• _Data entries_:
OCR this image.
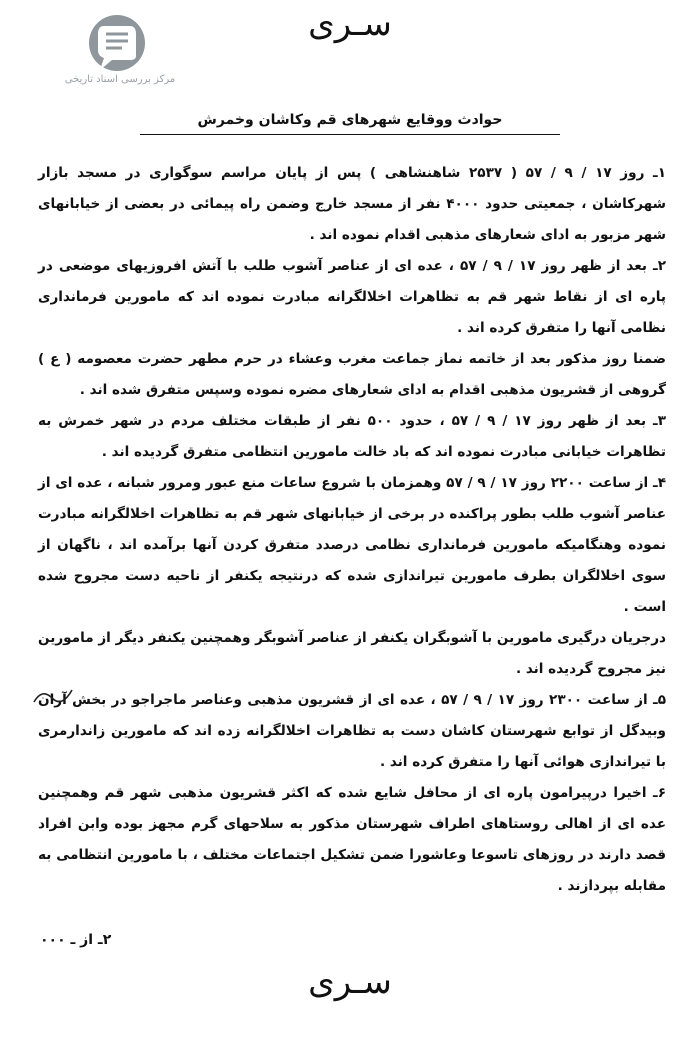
سـری
مرکز بررسی اسناد تاریخی
حوادث ووقایع شهرهای قم وکاشان وخمرش

۱ـ روز ۱۷ / ۹ / ۵۷ ( ۲۵۳۷ شاهنشاهی ) پس از پایان مراسم سوگواری در مسجد بازار شهرکاشان ، جمعیتی حدود ۴۰۰۰ نفر از مسجد خارج وضمن راه پیمائی در بعضی از خیابانهای شهر مزبور به ادای شعارهای مذهبی اقدام نموده اند .

۲ـ بعد از ظهر روز ۱۷ / ۹ / ۵۷ ، عده ای از عناصر آشوب طلب با آتش افروزیهای موضعی در پاره ای از نقاط شهر قم به تظاهرات اخلالگرانه مبادرت نموده اند که مامورین فرمانداری نظامی آنها را متفرق کرده اند .

ضمنا روز مذکور بعد از خاتمه نماز جماعت مغرب وعشاء در حرم مطهر حضرت معصومه ( ع ) گروهی از قشریون مذهبی اقدام به ادای شعارهای مضره نموده وسپس متفرق شده اند .

۳ـ بعد از ظهر روز ۱۷ / ۹ / ۵۷ ، حدود ۵۰۰ نفر از طبقات مختلف مردم در شهر خمرش به تظاهرات خیابانی مبادرت نموده اند که باد خالت مامورین انتظامی متفرق گردیده اند .

۴ـ از ساعت ۲۲۰۰ روز ۱۷ / ۹ / ۵۷ وهمزمان با شروع ساعات منع عبور ومرور شبانه ، عده ای از عناصر آشوب طلب بطور پراکنده در برخی از خیابانهای شهر قم به تظاهرات اخلالگرانه مبادرت نموده وهنگامیکه مامورین فرمانداری نظامی درصدد متفرق کردن آنها برآمده اند ، ناگهان از سوی اخلالگران بطرف مامورین تیراندازی شده که درنتیجه یکنفر از ناحیه دست مجروح شده است .

درجریان درگیری مامورین با آشوبگران یکنفر از عناصر آشوبگر وهمچنین یکنفر دیگر از مامورین نیز مجروح گردیده اند .

۵ـ از ساعت ۲۳۰۰ روز ۱۷ / ۹ / ۵۷ ، عده ای از قشریون مذهبی وعناصر ماجراجو در بخش آران وبیدگل از توابع شهرستان کاشان دست به تظاهرات اخلالگرانه زده اند که مامورین زاندارمری با تیراندازی هوائی آنها را متفرق کرده اند .

۶ـ اخیرا درپیرامون پاره ای از محافل شایع شده که اکثر قشریون مذهبی شهر قم وهمچنین عده ای از اهالی روستاهای اطراف شهرستان مذکور به سلاحهای گرم مجهز بوده وابن افراد قصد دارند در روزهای تاسوعا وعاشورا ضمن تشکیل اجتماعات مختلف ، با مامورین انتظامی به مقابله بپردازند .

۲ـ از ـ ۰۰۰
سـری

• _WHAT IS NEEDED_: From the material above, copy everything exactly but the pictures.

• _RESULT OF THIS TASK_:
OCR this image.
سـری
مرکز بررسی اسناد تاریخی
حوادث ووقایع شهرهای قم وکاشان وخمرش

۱ـ روز ۱۷ / ۹ / ۵۷ ( ۲۵۳۷ شاهنشاهی ) پس از پایان مراسم سوگواری در مسجد بازار شهرکاشان ، جمعیتی حدود ۴۰۰۰ نفر از مسجد خارج وضمن راه پیمائی در بعضی از خیابانهای شهر مزبور به ادای شعارهای مذهبی اقدام نموده اند .

۲ـ بعد از ظهر روز ۱۷ / ۹ / ۵۷ ، عده ای از عناصر آشوب طلب با آتش افروزیهای موضعی در پاره ای از نقاط شهر قم به تظاهرات اخلالگرانه مبادرت نموده اند که مامورین فرمانداری نظامی آنها را متفرق کرده اند .

ضمنا روز مذکور بعد از خاتمه نماز جماعت مغرب وعشاء در حرم مطهر حضرت معصومه ( ع ) گروهی از قشریون مذهبی اقدام به ادای شعارهای مضره نموده وسپس متفرق شده اند .

۳ـ بعد از ظهر روز ۱۷ / ۹ / ۵۷ ، حدود ۵۰۰ نفر از طبقات مختلف مردم در شهر خمرش به تظاهرات خیابانی مبادرت نموده اند که باد خالت مامورین انتظامی متفرق گردیده اند .

۴ـ از ساعت ۲۲۰۰ روز ۱۷ / ۹ / ۵۷ وهمزمان با شروع ساعات منع عبور ومرور شبانه ، عده ای از عناصر آشوب طلب بطور پراکنده در برخی از خیابانهای شهر قم به تظاهرات اخلالگرانه مبادرت نموده وهنگامیکه مامورین فرمانداری نظامی درصدد متفرق کردن آنها برآمده اند ، ناگهان از سوی اخلالگران بطرف مامورین تیراندازی شده که درنتیجه یکنفر از ناحیه دست مجروح شده است .

درجریان درگیری مامورین با آشوبگران یکنفر از عناصر آشوبگر وهمچنین یکنفر دیگر از مامورین نیز مجروح گردیده اند .

۵ـ از ساعت ۲۳۰۰ روز ۱۷ / ۹ / ۵۷ ، عده ای از قشریون مذهبی وعناصر ماجراجو در بخش آران وبیدگل از توابع شهرستان کاشان دست به تظاهرات اخلالگرانه زده اند که مامورین زاندارمری با تیراندازی هوائی آنها را متفرق کرده اند .

۶ـ اخیرا درپیرامون پاره ای از محافل شایع شده که اکثر قشریون مذهبی شهر قم وهمچنین عده ای از اهالی روستاهای اطراف شهرستان مذکور به سلاحهای گرم مجهز بوده وابن افراد قصد دارند در روزهای تاسوعا وعاشورا ضمن تشکیل اجتماعات مختلف ، با مامورین انتظامی به مقابله بپردازند .

۲ـ از ـ ۰۰۰
سـری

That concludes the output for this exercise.